Pictures do not belong in the copy; transcribe everything else in the records exactly.

### Material
=====

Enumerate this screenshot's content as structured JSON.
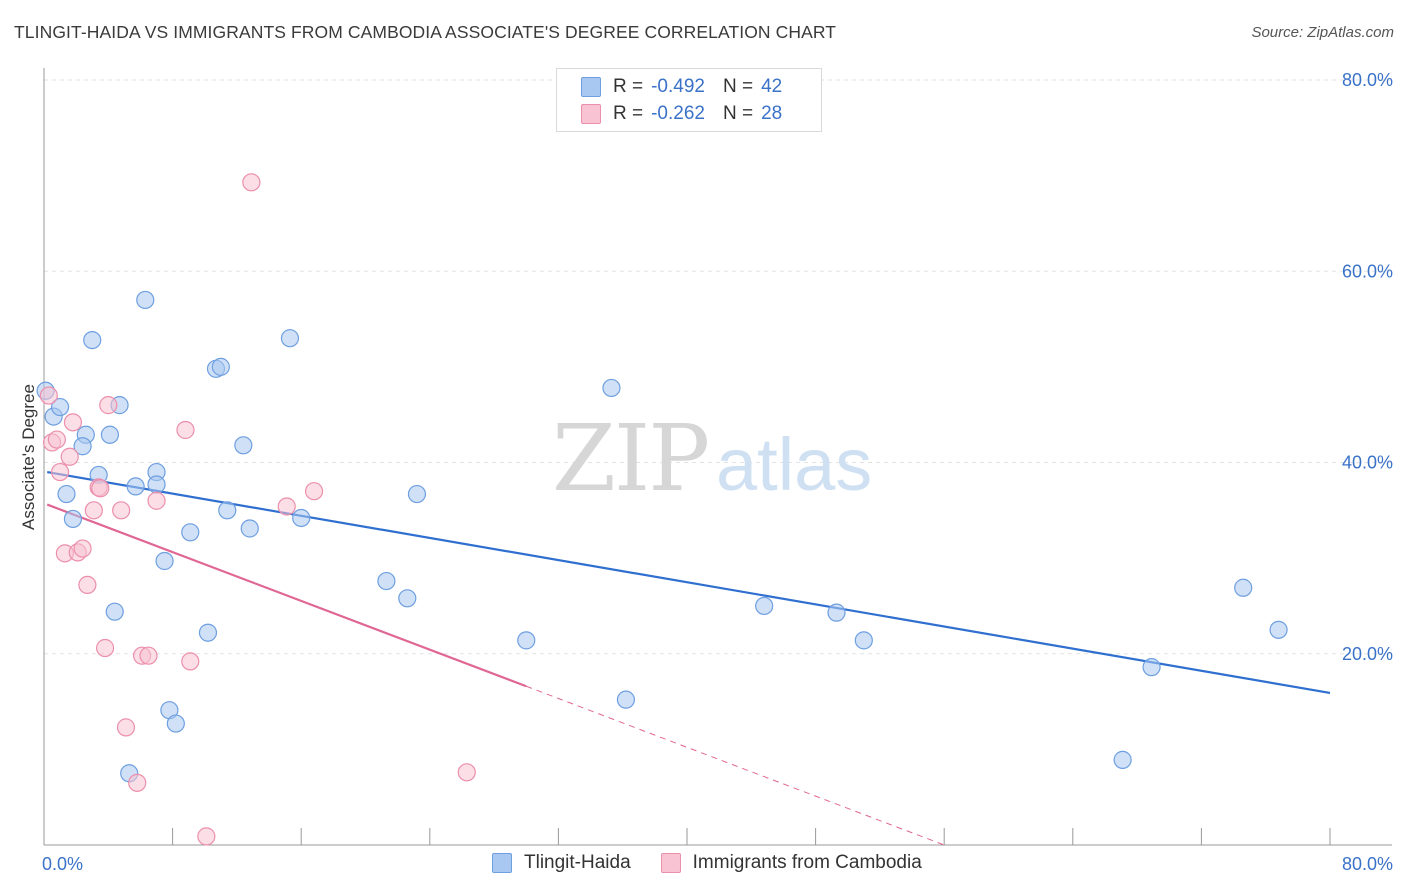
{
  "title": "TLINGIT-HAIDA VS IMMIGRANTS FROM CAMBODIA ASSOCIATE'S DEGREE CORRELATION CHART",
  "source": "Source: ZipAtlas.com",
  "watermark": {
    "zip": "ZIP",
    "atlas": "atlas"
  },
  "legend": {
    "rows": [
      {
        "r_label": "R =",
        "r_value": "-0.492",
        "n_label": "N =",
        "n_value": "42",
        "color": "#a9c8f1",
        "border": "#6e9fe0"
      },
      {
        "r_label": "R =",
        "r_value": "-0.262",
        "n_label": "N =",
        "n_value": "28",
        "color": "#f8c3d2",
        "border": "#ec8fac"
      }
    ]
  },
  "chart_data": {
    "type": "scatter",
    "title": "TLINGIT-HAIDA VS IMMIGRANTS FROM CAMBODIA ASSOCIATE'S DEGREE CORRELATION CHART",
    "xlabel": "",
    "ylabel": "Associate's Degree",
    "xlim": [
      0,
      80
    ],
    "ylim": [
      0,
      80
    ],
    "x_tick_labels": [
      "0.0%",
      "80.0%"
    ],
    "y_ticks": [
      20,
      40,
      60,
      80
    ],
    "y_tick_labels": [
      "20.0%",
      "40.0%",
      "60.0%",
      "80.0%"
    ],
    "grid": true,
    "series": [
      {
        "name": "Tlingit-Haida",
        "color": "#6e9fe0",
        "fill": "#a9c8f1",
        "line_color": "#2f6fd0",
        "trend": {
          "x": [
            0.2,
            80
          ],
          "y": [
            39.0,
            15.9
          ]
        },
        "points": [
          [
            0.1,
            47.5
          ],
          [
            0.6,
            44.8
          ],
          [
            1.0,
            45.8
          ],
          [
            1.4,
            36.7
          ],
          [
            1.8,
            34.1
          ],
          [
            2.6,
            42.9
          ],
          [
            2.4,
            41.7
          ],
          [
            3.0,
            52.8
          ],
          [
            3.4,
            38.7
          ],
          [
            4.1,
            42.9
          ],
          [
            4.4,
            24.4
          ],
          [
            4.7,
            46.0
          ],
          [
            5.3,
            7.5
          ],
          [
            5.7,
            37.5
          ],
          [
            6.3,
            57.0
          ],
          [
            7.0,
            39.0
          ],
          [
            7.0,
            37.7
          ],
          [
            7.5,
            29.7
          ],
          [
            7.8,
            14.1
          ],
          [
            8.2,
            12.7
          ],
          [
            9.1,
            32.7
          ],
          [
            10.2,
            22.2
          ],
          [
            10.7,
            49.8
          ],
          [
            11.0,
            50.0
          ],
          [
            11.4,
            35.0
          ],
          [
            12.4,
            41.8
          ],
          [
            12.8,
            33.1
          ],
          [
            15.3,
            53.0
          ],
          [
            16.0,
            34.2
          ],
          [
            21.3,
            27.6
          ],
          [
            22.6,
            25.8
          ],
          [
            23.2,
            36.7
          ],
          [
            30.0,
            21.4
          ],
          [
            35.3,
            47.8
          ],
          [
            36.2,
            15.2
          ],
          [
            44.8,
            25.0
          ],
          [
            49.3,
            24.3
          ],
          [
            51.0,
            21.4
          ],
          [
            67.1,
            8.9
          ],
          [
            68.9,
            18.6
          ],
          [
            74.6,
            26.9
          ],
          [
            76.8,
            22.5
          ]
        ]
      },
      {
        "name": "Immigrants from Cambodia",
        "color": "#ec8fac",
        "fill": "#f8c3d2",
        "line_color": "#e06693",
        "trend": {
          "x": [
            0.2,
            30.0
          ],
          "y": [
            35.6,
            16.6
          ]
        },
        "trend_dashed": {
          "x": [
            30.0,
            56.0
          ],
          "y": [
            16.6,
            0.0
          ]
        },
        "points": [
          [
            0.3,
            47.0
          ],
          [
            0.5,
            42.1
          ],
          [
            0.8,
            42.4
          ],
          [
            1.0,
            39.0
          ],
          [
            1.3,
            30.5
          ],
          [
            1.6,
            40.6
          ],
          [
            1.8,
            44.2
          ],
          [
            2.1,
            30.6
          ],
          [
            2.4,
            31.0
          ],
          [
            2.7,
            27.2
          ],
          [
            3.1,
            35.0
          ],
          [
            3.4,
            37.4
          ],
          [
            3.5,
            37.3
          ],
          [
            3.8,
            20.6
          ],
          [
            4.0,
            46.0
          ],
          [
            4.8,
            35.0
          ],
          [
            5.1,
            12.3
          ],
          [
            5.8,
            6.5
          ],
          [
            6.1,
            19.8
          ],
          [
            6.5,
            19.8
          ],
          [
            7.0,
            36.0
          ],
          [
            8.8,
            43.4
          ],
          [
            9.1,
            19.2
          ],
          [
            10.1,
            0.9
          ],
          [
            12.9,
            69.3
          ],
          [
            15.1,
            35.4
          ],
          [
            16.8,
            37.0
          ],
          [
            26.3,
            7.6
          ]
        ]
      }
    ]
  },
  "bottom_legend": [
    {
      "label": "Tlingit-Haida",
      "color": "#a9c8f1",
      "border": "#6e9fe0"
    },
    {
      "label": "Immigrants from Cambodia",
      "color": "#f8c3d2",
      "border": "#ec8fac"
    }
  ]
}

=====

### Written response
Enumerate this screenshot's content as structured JSON.
{
  "title": "TLINGIT-HAIDA VS IMMIGRANTS FROM CAMBODIA ASSOCIATE'S DEGREE CORRELATION CHART",
  "source": "Source: ZipAtlas.com",
  "watermark": {
    "zip": "ZIP",
    "atlas": "atlas"
  },
  "legend": {
    "rows": [
      {
        "r_label": "R =",
        "r_value": "-0.492",
        "n_label": "N =",
        "n_value": "42",
        "color": "#a9c8f1",
        "border": "#6e9fe0"
      },
      {
        "r_label": "R =",
        "r_value": "-0.262",
        "n_label": "N =",
        "n_value": "28",
        "color": "#f8c3d2",
        "border": "#ec8fac"
      }
    ]
  },
  "chart_data": {
    "type": "scatter",
    "title": "TLINGIT-HAIDA VS IMMIGRANTS FROM CAMBODIA ASSOCIATE'S DEGREE CORRELATION CHART",
    "xlabel": "",
    "ylabel": "Associate's Degree",
    "xlim": [
      0,
      80
    ],
    "ylim": [
      0,
      80
    ],
    "x_tick_labels": [
      "0.0%",
      "80.0%"
    ],
    "y_ticks": [
      20,
      40,
      60,
      80
    ],
    "y_tick_labels": [
      "20.0%",
      "40.0%",
      "60.0%",
      "80.0%"
    ],
    "grid": true,
    "series": [
      {
        "name": "Tlingit-Haida",
        "color": "#6e9fe0",
        "fill": "#a9c8f1",
        "line_color": "#2f6fd0",
        "trend": {
          "x": [
            0.2,
            80
          ],
          "y": [
            39.0,
            15.9
          ]
        },
        "points": [
          [
            0.1,
            47.5
          ],
          [
            0.6,
            44.8
          ],
          [
            1.0,
            45.8
          ],
          [
            1.4,
            36.7
          ],
          [
            1.8,
            34.1
          ],
          [
            2.6,
            42.9
          ],
          [
            2.4,
            41.7
          ],
          [
            3.0,
            52.8
          ],
          [
            3.4,
            38.7
          ],
          [
            4.1,
            42.9
          ],
          [
            4.4,
            24.4
          ],
          [
            4.7,
            46.0
          ],
          [
            5.3,
            7.5
          ],
          [
            5.7,
            37.5
          ],
          [
            6.3,
            57.0
          ],
          [
            7.0,
            39.0
          ],
          [
            7.0,
            37.7
          ],
          [
            7.5,
            29.7
          ],
          [
            7.8,
            14.1
          ],
          [
            8.2,
            12.7
          ],
          [
            9.1,
            32.7
          ],
          [
            10.2,
            22.2
          ],
          [
            10.7,
            49.8
          ],
          [
            11.0,
            50.0
          ],
          [
            11.4,
            35.0
          ],
          [
            12.4,
            41.8
          ],
          [
            12.8,
            33.1
          ],
          [
            15.3,
            53.0
          ],
          [
            16.0,
            34.2
          ],
          [
            21.3,
            27.6
          ],
          [
            22.6,
            25.8
          ],
          [
            23.2,
            36.7
          ],
          [
            30.0,
            21.4
          ],
          [
            35.3,
            47.8
          ],
          [
            36.2,
            15.2
          ],
          [
            44.8,
            25.0
          ],
          [
            49.3,
            24.3
          ],
          [
            51.0,
            21.4
          ],
          [
            67.1,
            8.9
          ],
          [
            68.9,
            18.6
          ],
          [
            74.6,
            26.9
          ],
          [
            76.8,
            22.5
          ]
        ]
      },
      {
        "name": "Immigrants from Cambodia",
        "color": "#ec8fac",
        "fill": "#f8c3d2",
        "line_color": "#e06693",
        "trend": {
          "x": [
            0.2,
            30.0
          ],
          "y": [
            35.6,
            16.6
          ]
        },
        "trend_dashed": {
          "x": [
            30.0,
            56.0
          ],
          "y": [
            16.6,
            0.0
          ]
        },
        "points": [
          [
            0.3,
            47.0
          ],
          [
            0.5,
            42.1
          ],
          [
            0.8,
            42.4
          ],
          [
            1.0,
            39.0
          ],
          [
            1.3,
            30.5
          ],
          [
            1.6,
            40.6
          ],
          [
            1.8,
            44.2
          ],
          [
            2.1,
            30.6
          ],
          [
            2.4,
            31.0
          ],
          [
            2.7,
            27.2
          ],
          [
            3.1,
            35.0
          ],
          [
            3.4,
            37.4
          ],
          [
            3.5,
            37.3
          ],
          [
            3.8,
            20.6
          ],
          [
            4.0,
            46.0
          ],
          [
            4.8,
            35.0
          ],
          [
            5.1,
            12.3
          ],
          [
            5.8,
            6.5
          ],
          [
            6.1,
            19.8
          ],
          [
            6.5,
            19.8
          ],
          [
            7.0,
            36.0
          ],
          [
            8.8,
            43.4
          ],
          [
            9.1,
            19.2
          ],
          [
            10.1,
            0.9
          ],
          [
            12.9,
            69.3
          ],
          [
            15.1,
            35.4
          ],
          [
            16.8,
            37.0
          ],
          [
            26.3,
            7.6
          ]
        ]
      }
    ]
  },
  "bottom_legend": [
    {
      "label": "Tlingit-Haida",
      "color": "#a9c8f1",
      "border": "#6e9fe0"
    },
    {
      "label": "Immigrants from Cambodia",
      "color": "#f8c3d2",
      "border": "#ec8fac"
    }
  ]
}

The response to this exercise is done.